"""

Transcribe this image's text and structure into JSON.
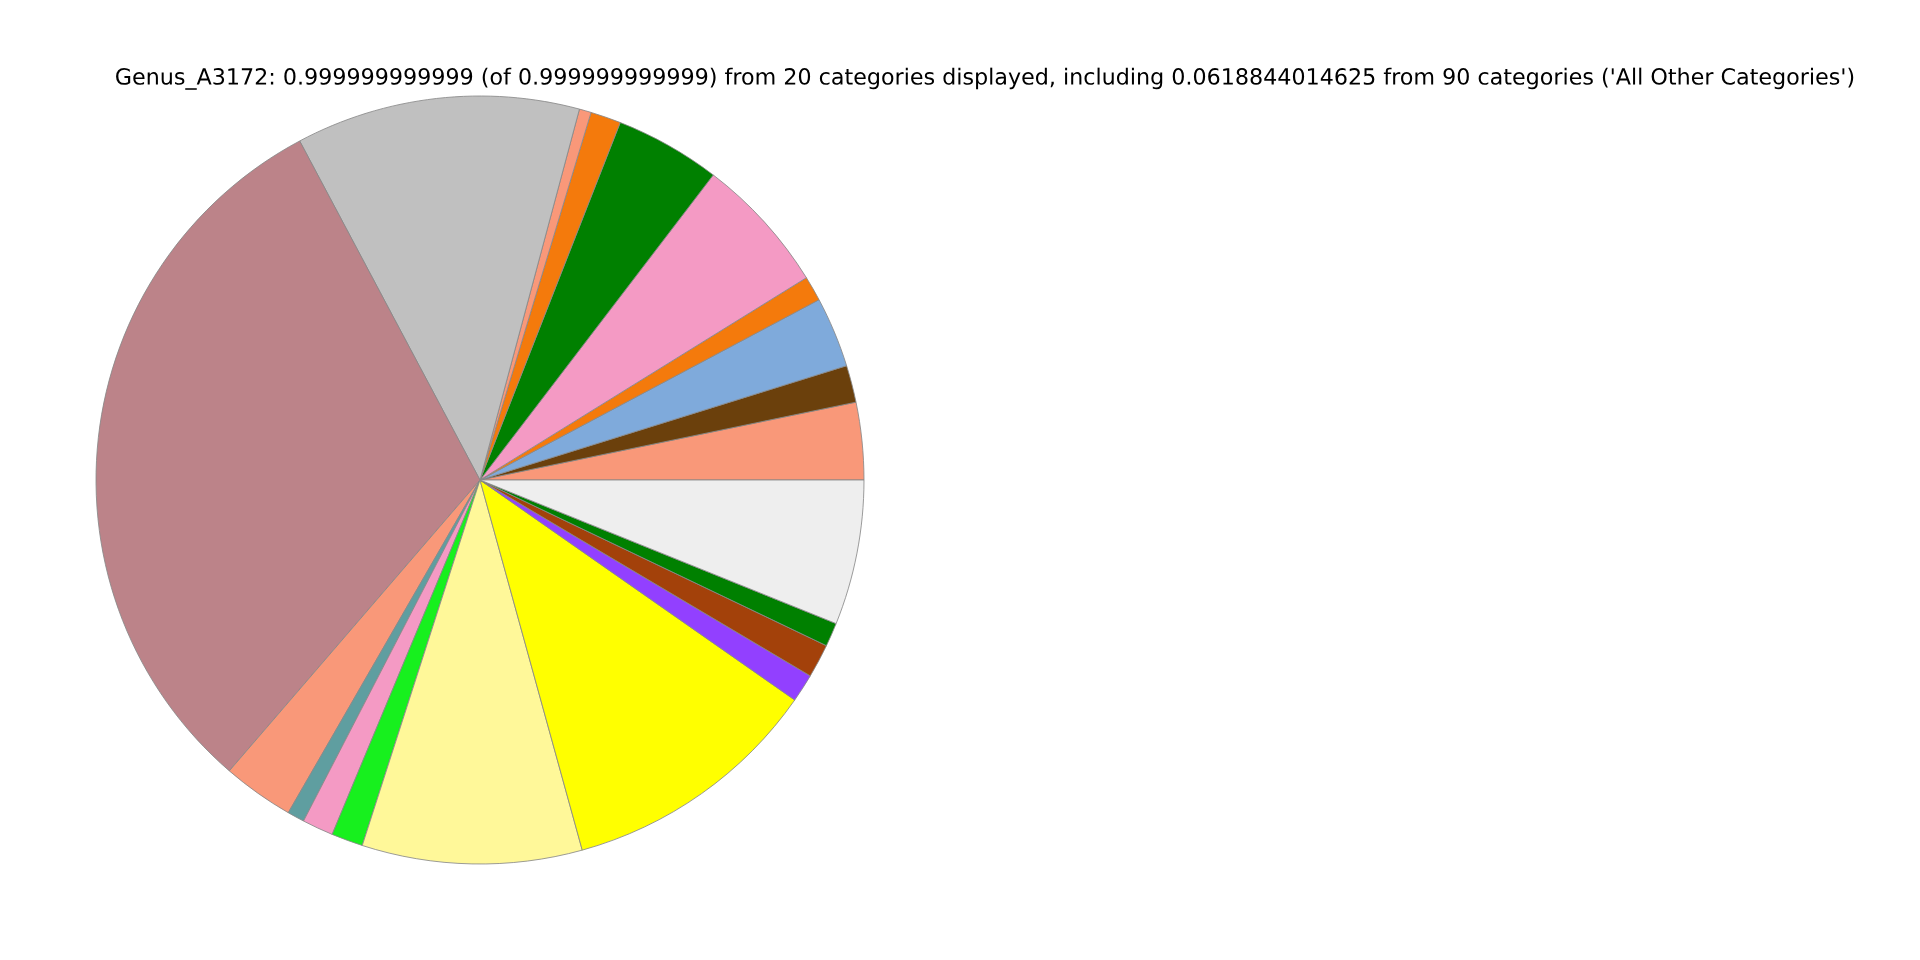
{
  "chart_data": {
    "type": "pie",
    "title": "Genus_A3172: 0.999999999999 (of 0.999999999999) from 20 categories displayed, including 0.0618844014625 from 90 categories ('All Other Categories')",
    "categories": [
      null,
      null,
      null,
      null,
      null,
      null,
      null,
      null,
      null,
      null,
      null,
      null,
      null,
      null,
      null,
      null,
      null,
      null,
      null,
      null
    ],
    "values": [
      3.25,
      1.56,
      2.97,
      1.05,
      5.78,
      4.44,
      1.28,
      0.5,
      11.95,
      30.9,
      3.0,
      0.72,
      1.31,
      1.33,
      9.25,
      11.0,
      1.19,
      1.42,
      1.0,
      6.1
    ],
    "colors": [
      "#f99879",
      "#6b400c",
      "#7faadb",
      "#f47a0c",
      "#f49ac4",
      "#008000",
      "#f47a0c",
      "#f99879",
      "#c0c0c0",
      "#bc8389",
      "#f99879",
      "#5f9ea0",
      "#f49ac4",
      "#17f01e",
      "#fff899",
      "#ffff00",
      "#9240ff",
      "#a3410a",
      "#008000",
      "#eeeeee"
    ],
    "legend": false
  }
}
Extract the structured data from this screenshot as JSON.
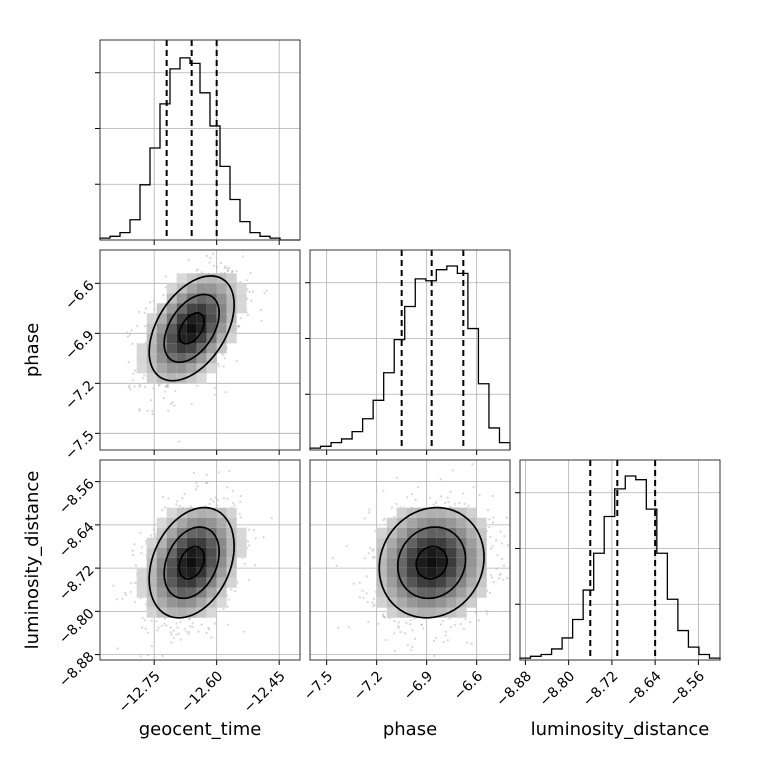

"""

## Problem requirements
Without the pictures, print the whole listing exactly as given.

## The reply
Transcribe this image's text and structure into JSON.
{
  "chart_data": {
    "type": "pie",
    "title": "Genus_A3172: 0.999999999999 (of 0.999999999999) from 20 categories displayed, including 0.0618844014625 from 90 categories ('All Other Categories')",
    "categories": [
      null,
      null,
      null,
      null,
      null,
      null,
      null,
      null,
      null,
      null,
      null,
      null,
      null,
      null,
      null,
      null,
      null,
      null,
      null,
      null
    ],
    "values": [
      3.25,
      1.56,
      2.97,
      1.05,
      5.78,
      4.44,
      1.28,
      0.5,
      11.95,
      30.9,
      3.0,
      0.72,
      1.31,
      1.33,
      9.25,
      11.0,
      1.19,
      1.42,
      1.0,
      6.1
    ],
    "colors": [
      "#f99879",
      "#6b400c",
      "#7faadb",
      "#f47a0c",
      "#f49ac4",
      "#008000",
      "#f47a0c",
      "#f99879",
      "#c0c0c0",
      "#bc8389",
      "#f99879",
      "#5f9ea0",
      "#f49ac4",
      "#17f01e",
      "#fff899",
      "#ffff00",
      "#9240ff",
      "#a3410a",
      "#008000",
      "#eeeeee"
    ],
    "legend": false
  }
}
Extract the structured data from this screenshot as JSON.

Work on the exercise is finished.